**EXERCISE TASK**.
Write out the whole listing again, exactly as given.
#### DATASET ENTRIES
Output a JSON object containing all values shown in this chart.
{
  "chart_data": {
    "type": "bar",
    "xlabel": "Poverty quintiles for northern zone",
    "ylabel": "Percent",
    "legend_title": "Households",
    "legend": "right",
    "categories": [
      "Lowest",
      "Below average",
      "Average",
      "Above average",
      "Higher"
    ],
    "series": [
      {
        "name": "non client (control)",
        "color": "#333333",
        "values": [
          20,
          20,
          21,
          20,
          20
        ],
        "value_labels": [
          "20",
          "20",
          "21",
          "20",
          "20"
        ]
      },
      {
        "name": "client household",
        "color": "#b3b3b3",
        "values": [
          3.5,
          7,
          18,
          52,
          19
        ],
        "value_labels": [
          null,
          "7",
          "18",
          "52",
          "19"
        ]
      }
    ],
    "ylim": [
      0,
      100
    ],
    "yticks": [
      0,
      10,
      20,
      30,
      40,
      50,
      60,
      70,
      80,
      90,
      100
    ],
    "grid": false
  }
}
########
**SOLUTION TO THE EXERCISE**.
Output a JSON object containing all values shown in this chart.
{
  "chart_data": {
    "type": "bar",
    "xlabel": "Poverty quintiles for northern zone",
    "ylabel": "Percent",
    "legend_title": "Households",
    "legend": "right",
    "categories": [
      "Lowest",
      "Below average",
      "Average",
      "Above average",
      "Higher"
    ],
    "series": [
      {
        "name": "non client (control)",
        "color": "#333333",
        "values": [
          20,
          20,
          21,
          20,
          20
        ],
        "value_labels": [
          "20",
          "20",
          "21",
          "20",
          "20"
        ]
      },
      {
        "name": "client household",
        "color": "#b3b3b3",
        "values": [
          3.5,
          7,
          18,
          52,
          19
        ],
        "value_labels": [
          null,
          "7",
          "18",
          "52",
          "19"
        ]
      }
    ],
    "ylim": [
      0,
      100
    ],
    "yticks": [
      0,
      10,
      20,
      30,
      40,
      50,
      60,
      70,
      80,
      90,
      100
    ],
    "grid": false
  }
}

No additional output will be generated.